(YOUR TASK):
Reproduce each line that includes the word "lesson".

(SOURCE DATA):
►

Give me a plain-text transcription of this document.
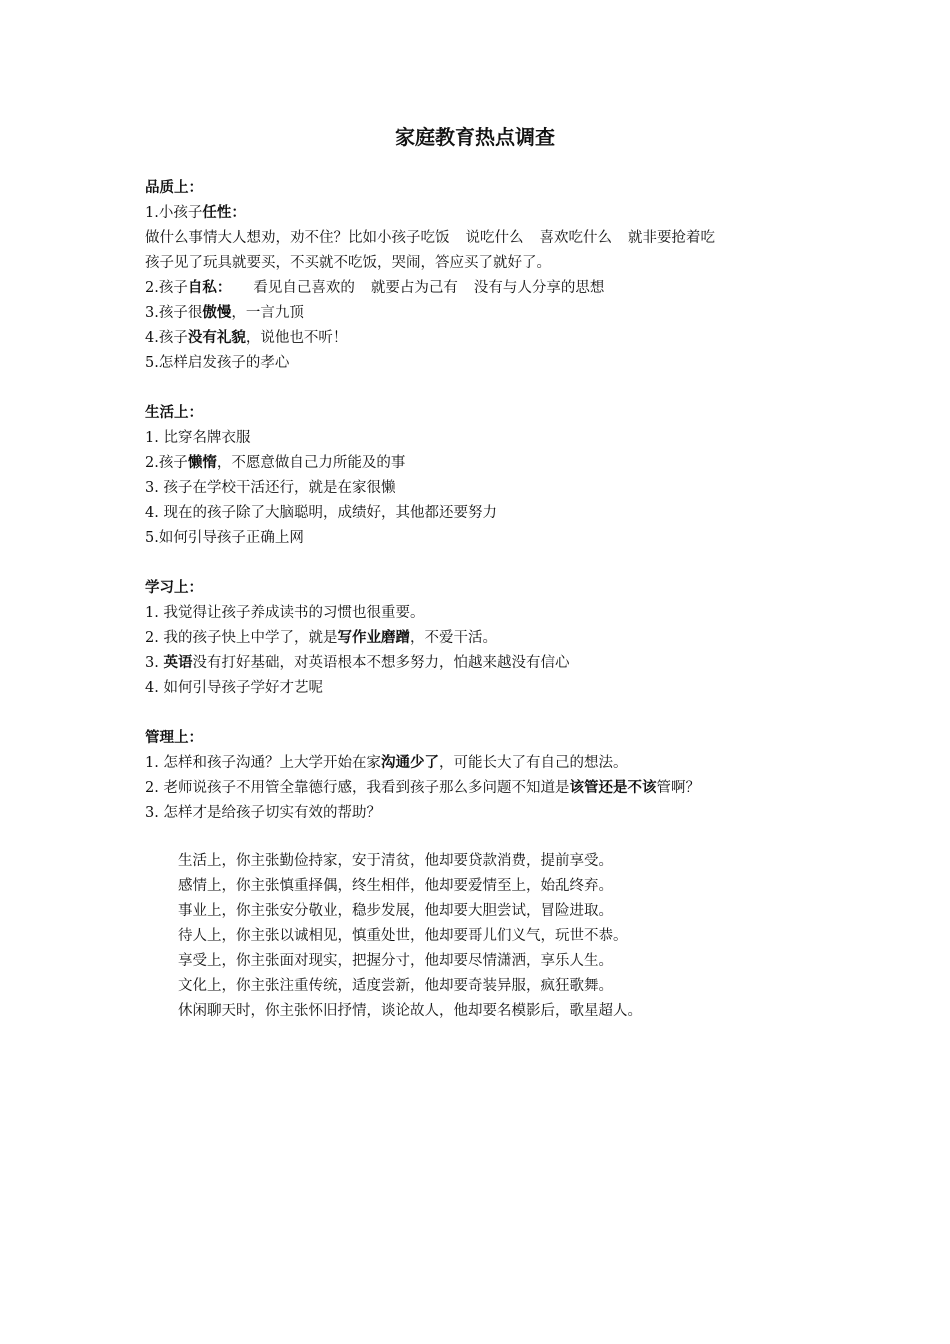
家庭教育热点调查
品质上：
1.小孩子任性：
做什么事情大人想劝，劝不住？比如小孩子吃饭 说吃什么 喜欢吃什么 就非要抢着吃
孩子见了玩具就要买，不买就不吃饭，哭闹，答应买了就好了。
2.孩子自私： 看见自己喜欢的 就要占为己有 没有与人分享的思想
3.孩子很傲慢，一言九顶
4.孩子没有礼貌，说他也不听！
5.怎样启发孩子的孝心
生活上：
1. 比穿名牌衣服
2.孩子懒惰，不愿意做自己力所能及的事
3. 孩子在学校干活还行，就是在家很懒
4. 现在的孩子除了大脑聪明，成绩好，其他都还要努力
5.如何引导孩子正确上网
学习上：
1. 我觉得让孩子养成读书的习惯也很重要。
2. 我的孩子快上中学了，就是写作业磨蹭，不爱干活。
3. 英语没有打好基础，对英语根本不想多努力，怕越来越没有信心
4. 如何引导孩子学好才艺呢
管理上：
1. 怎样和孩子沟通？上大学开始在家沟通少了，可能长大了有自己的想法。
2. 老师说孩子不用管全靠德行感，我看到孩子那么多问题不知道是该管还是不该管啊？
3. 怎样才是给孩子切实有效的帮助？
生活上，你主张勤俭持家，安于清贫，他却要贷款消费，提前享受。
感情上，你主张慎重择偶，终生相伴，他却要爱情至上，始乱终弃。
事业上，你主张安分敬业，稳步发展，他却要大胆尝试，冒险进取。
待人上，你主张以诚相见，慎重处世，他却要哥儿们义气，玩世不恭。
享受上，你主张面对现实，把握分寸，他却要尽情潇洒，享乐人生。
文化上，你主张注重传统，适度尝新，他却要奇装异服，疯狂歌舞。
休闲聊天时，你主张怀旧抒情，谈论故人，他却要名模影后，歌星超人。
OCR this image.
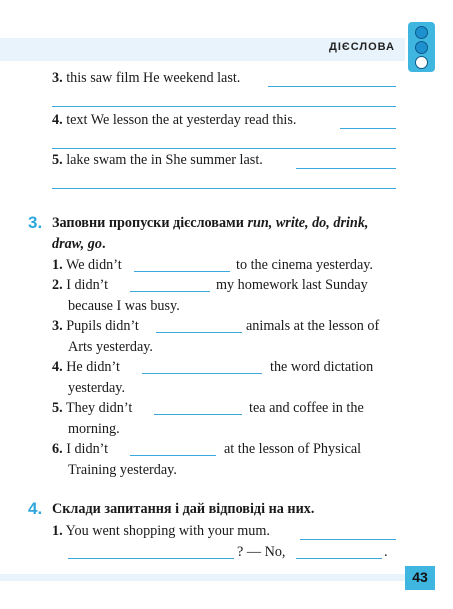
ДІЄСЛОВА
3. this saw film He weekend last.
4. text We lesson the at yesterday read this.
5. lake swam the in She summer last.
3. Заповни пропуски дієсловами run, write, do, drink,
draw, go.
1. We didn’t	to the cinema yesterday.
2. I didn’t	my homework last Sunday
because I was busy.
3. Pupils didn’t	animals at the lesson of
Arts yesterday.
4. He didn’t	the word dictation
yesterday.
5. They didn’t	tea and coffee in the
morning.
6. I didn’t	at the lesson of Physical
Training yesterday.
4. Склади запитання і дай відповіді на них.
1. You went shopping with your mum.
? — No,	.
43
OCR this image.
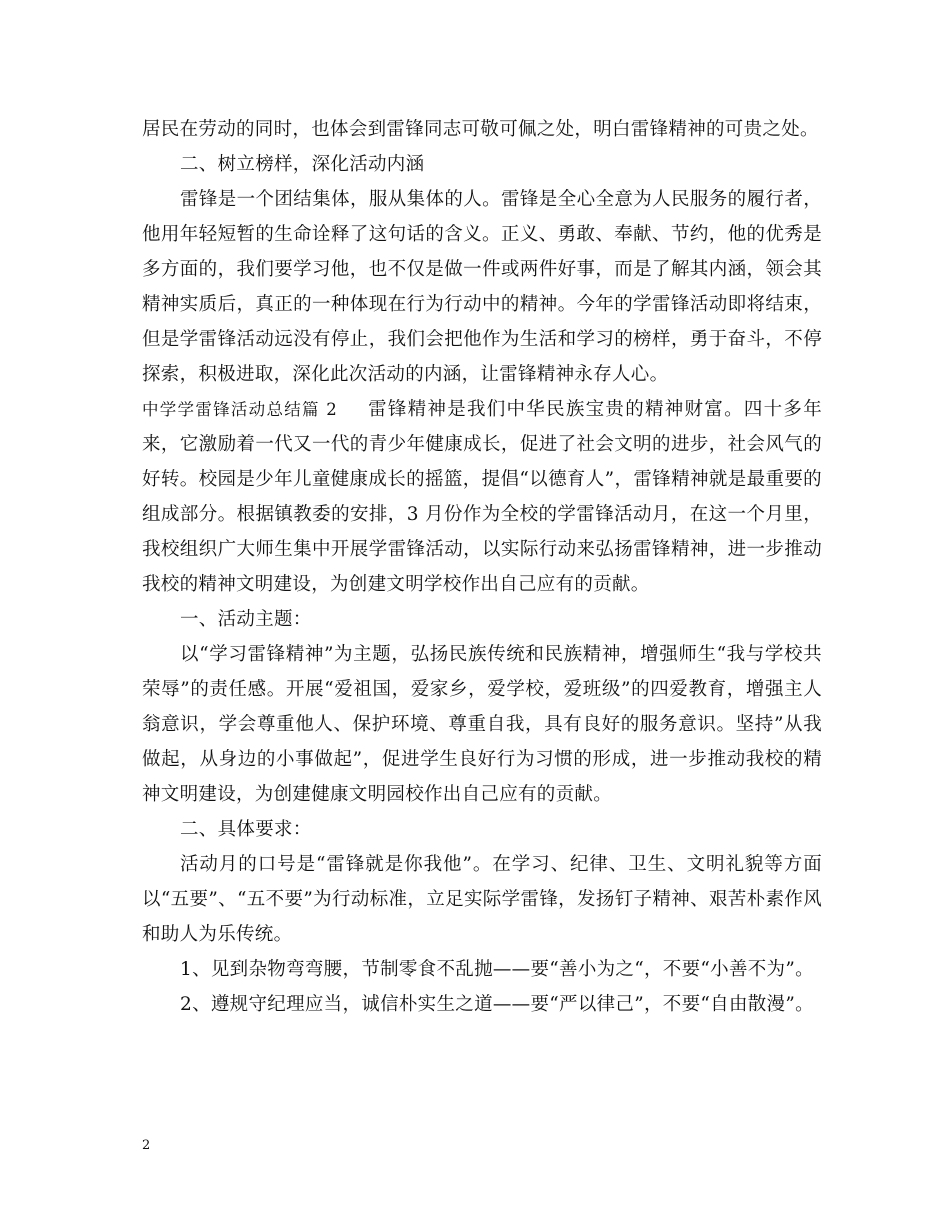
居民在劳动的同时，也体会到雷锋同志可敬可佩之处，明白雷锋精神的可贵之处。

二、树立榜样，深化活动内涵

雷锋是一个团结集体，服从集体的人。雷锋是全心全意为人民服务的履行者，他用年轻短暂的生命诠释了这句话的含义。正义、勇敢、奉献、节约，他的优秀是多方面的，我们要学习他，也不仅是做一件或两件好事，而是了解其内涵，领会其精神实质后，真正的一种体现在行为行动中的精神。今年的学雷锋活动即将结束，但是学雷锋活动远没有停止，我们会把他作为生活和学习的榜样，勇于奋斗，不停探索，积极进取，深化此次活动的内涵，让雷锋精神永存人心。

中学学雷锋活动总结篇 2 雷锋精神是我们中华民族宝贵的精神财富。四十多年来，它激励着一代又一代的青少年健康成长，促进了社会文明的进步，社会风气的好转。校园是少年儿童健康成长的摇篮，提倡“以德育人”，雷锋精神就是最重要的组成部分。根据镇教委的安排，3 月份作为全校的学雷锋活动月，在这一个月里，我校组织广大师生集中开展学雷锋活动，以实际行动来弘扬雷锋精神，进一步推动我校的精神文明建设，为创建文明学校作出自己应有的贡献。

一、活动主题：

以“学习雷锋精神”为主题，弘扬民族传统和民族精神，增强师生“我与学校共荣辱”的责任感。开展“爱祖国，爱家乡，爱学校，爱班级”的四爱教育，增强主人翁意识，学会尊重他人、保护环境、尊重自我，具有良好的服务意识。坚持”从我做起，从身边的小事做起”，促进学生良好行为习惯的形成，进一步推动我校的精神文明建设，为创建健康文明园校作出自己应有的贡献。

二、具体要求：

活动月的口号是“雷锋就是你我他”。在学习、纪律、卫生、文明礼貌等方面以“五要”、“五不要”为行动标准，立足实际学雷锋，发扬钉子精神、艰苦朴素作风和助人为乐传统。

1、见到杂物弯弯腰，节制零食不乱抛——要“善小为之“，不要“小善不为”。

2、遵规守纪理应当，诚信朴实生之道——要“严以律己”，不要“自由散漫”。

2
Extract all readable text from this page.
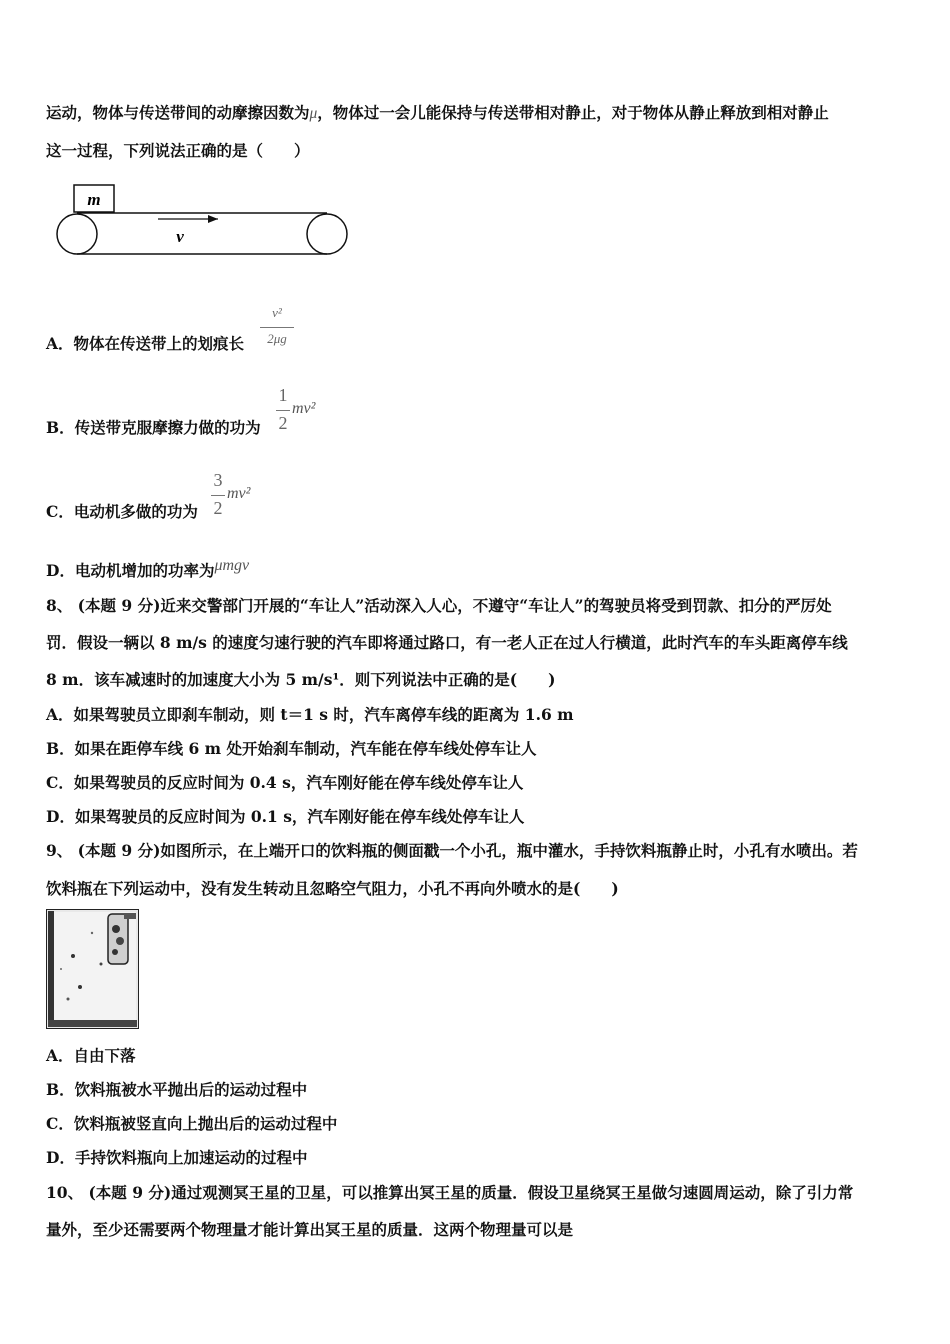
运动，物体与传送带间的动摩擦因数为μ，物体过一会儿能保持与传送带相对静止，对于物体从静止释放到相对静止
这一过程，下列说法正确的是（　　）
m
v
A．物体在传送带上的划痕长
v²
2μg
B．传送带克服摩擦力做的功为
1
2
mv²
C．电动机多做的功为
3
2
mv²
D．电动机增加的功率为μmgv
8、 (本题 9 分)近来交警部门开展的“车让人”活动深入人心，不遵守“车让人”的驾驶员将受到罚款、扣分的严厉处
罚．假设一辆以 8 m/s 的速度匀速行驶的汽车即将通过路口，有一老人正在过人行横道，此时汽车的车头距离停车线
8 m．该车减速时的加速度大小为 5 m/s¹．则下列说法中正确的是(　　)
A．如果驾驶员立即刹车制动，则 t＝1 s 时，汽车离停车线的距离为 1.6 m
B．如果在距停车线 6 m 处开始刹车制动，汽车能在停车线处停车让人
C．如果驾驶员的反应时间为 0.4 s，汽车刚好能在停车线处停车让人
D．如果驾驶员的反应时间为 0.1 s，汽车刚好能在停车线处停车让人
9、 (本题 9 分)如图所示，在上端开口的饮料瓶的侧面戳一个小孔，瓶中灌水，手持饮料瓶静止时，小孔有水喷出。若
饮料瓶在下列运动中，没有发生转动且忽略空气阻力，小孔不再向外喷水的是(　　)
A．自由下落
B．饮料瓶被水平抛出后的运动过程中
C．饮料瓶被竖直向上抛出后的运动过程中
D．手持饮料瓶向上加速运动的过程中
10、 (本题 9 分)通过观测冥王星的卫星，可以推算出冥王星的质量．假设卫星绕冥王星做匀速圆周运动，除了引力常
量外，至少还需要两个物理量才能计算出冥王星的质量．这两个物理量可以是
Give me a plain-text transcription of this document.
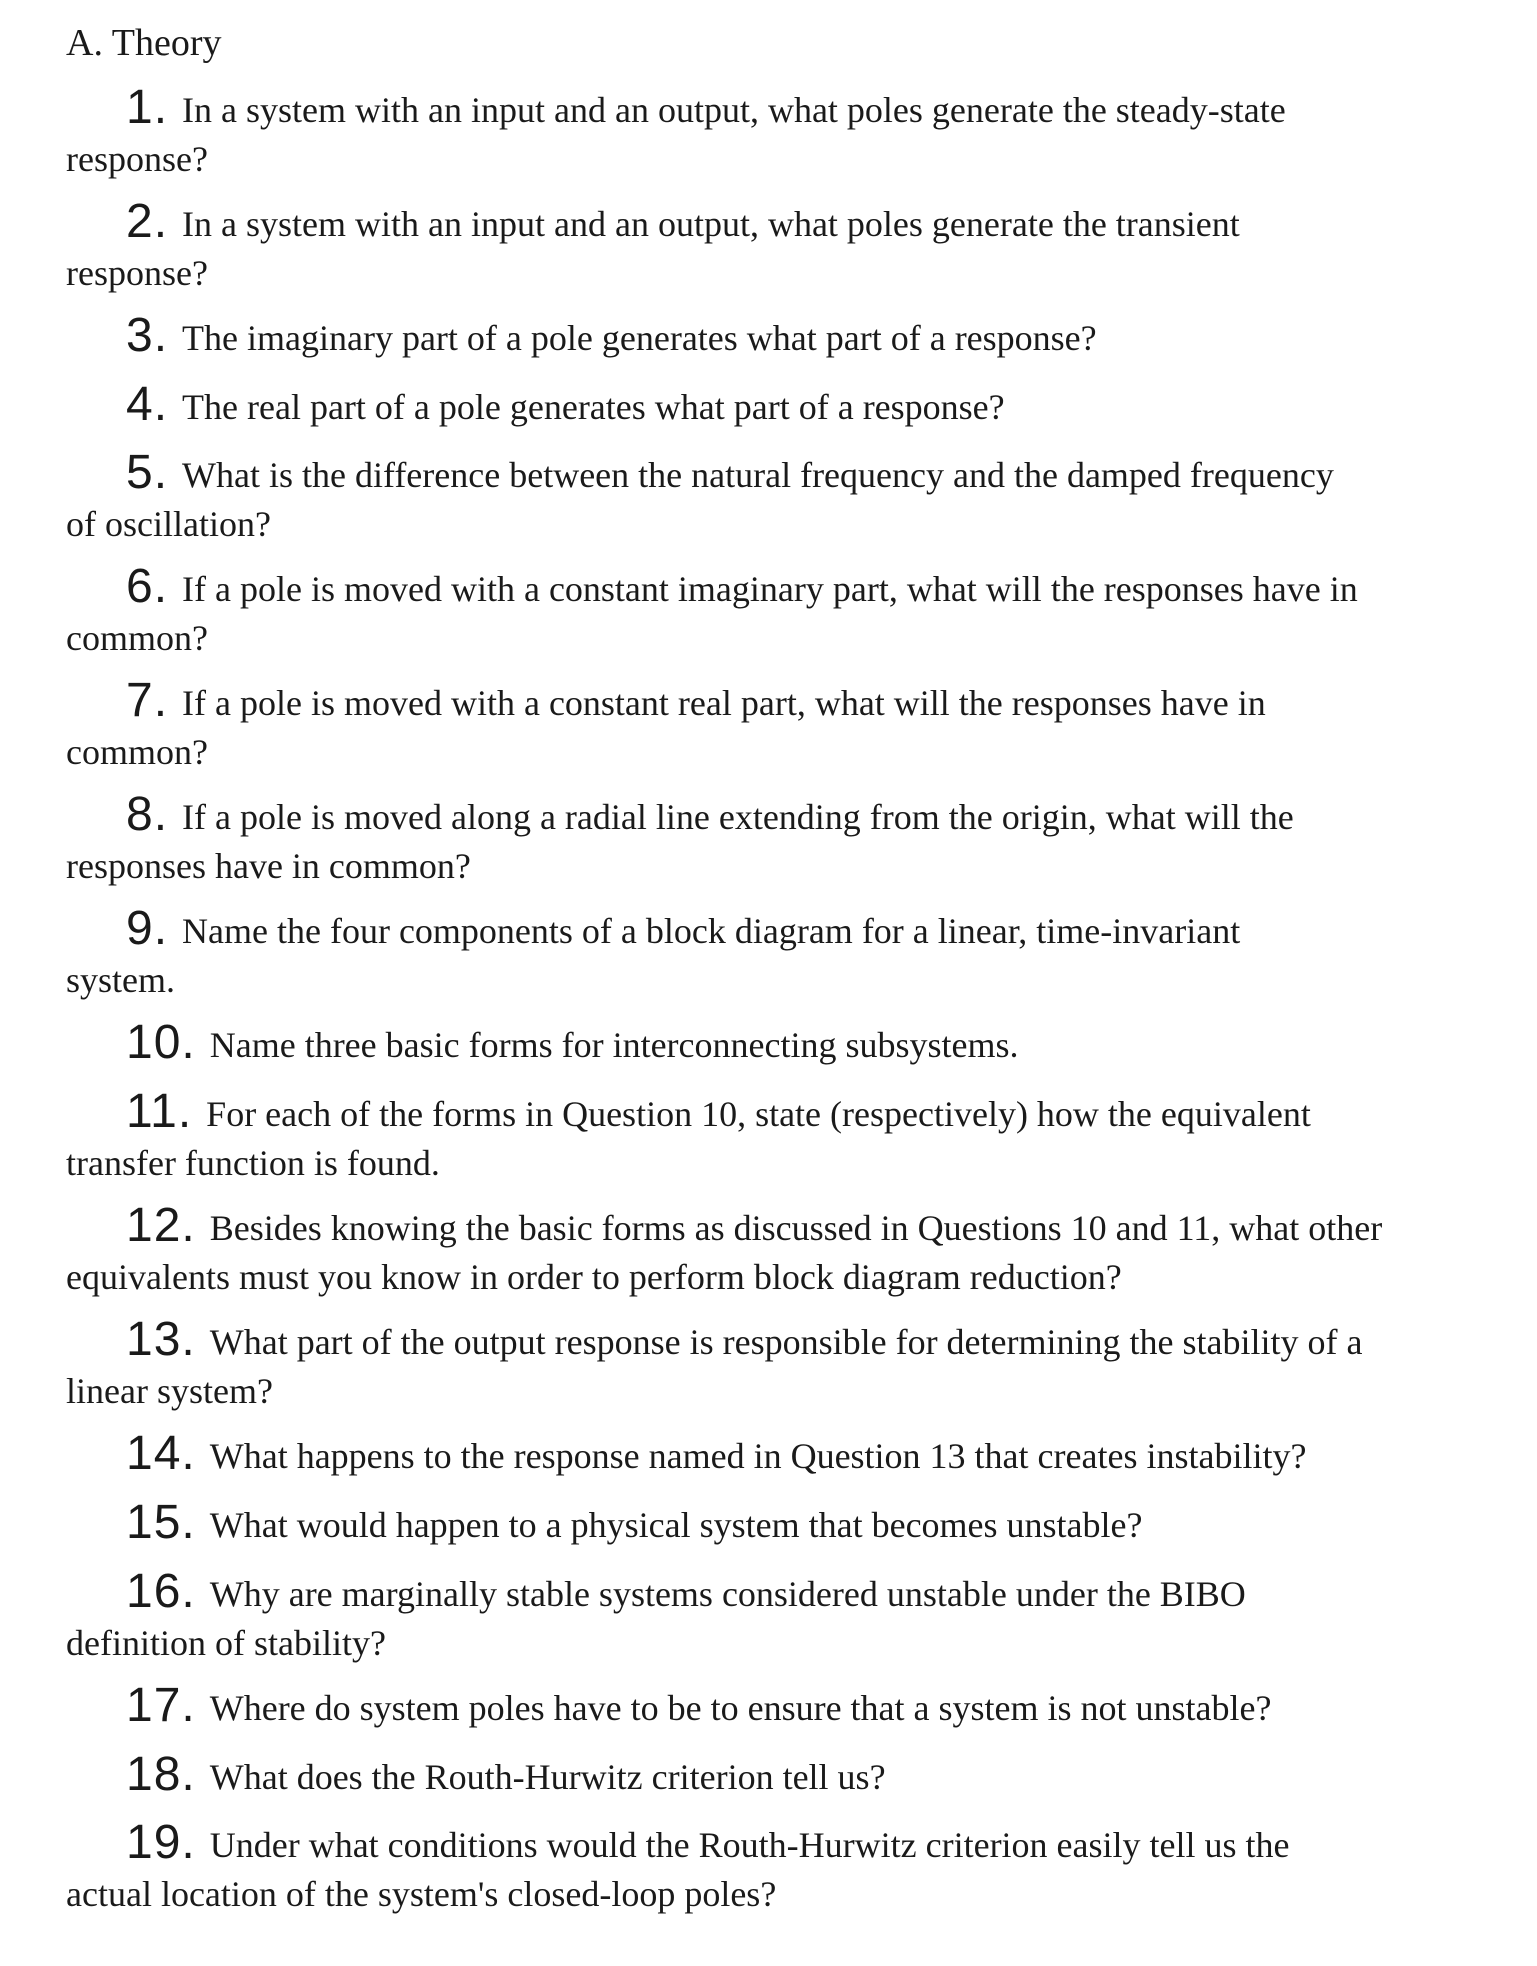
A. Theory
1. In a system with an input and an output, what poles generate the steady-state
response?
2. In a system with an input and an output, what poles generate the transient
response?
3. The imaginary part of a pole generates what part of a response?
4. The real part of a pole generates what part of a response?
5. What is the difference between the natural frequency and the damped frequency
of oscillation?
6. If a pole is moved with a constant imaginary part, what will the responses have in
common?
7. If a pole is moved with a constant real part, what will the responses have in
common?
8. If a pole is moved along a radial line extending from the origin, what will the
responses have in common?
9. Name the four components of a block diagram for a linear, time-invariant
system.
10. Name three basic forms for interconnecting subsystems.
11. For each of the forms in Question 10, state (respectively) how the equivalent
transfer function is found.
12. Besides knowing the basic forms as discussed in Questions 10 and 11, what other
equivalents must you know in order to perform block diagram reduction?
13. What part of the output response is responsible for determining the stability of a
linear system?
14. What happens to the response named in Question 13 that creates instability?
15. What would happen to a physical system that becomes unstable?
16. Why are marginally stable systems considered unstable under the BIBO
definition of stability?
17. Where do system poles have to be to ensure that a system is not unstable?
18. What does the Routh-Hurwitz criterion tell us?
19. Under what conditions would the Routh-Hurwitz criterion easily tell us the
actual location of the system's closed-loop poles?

◄

(PROBLEM SOLUTION):
4. text We lesson the at yesterday read this.
3. Pupils didn’t	animals at the lesson of
6. I didn’t	at the lesson of Physical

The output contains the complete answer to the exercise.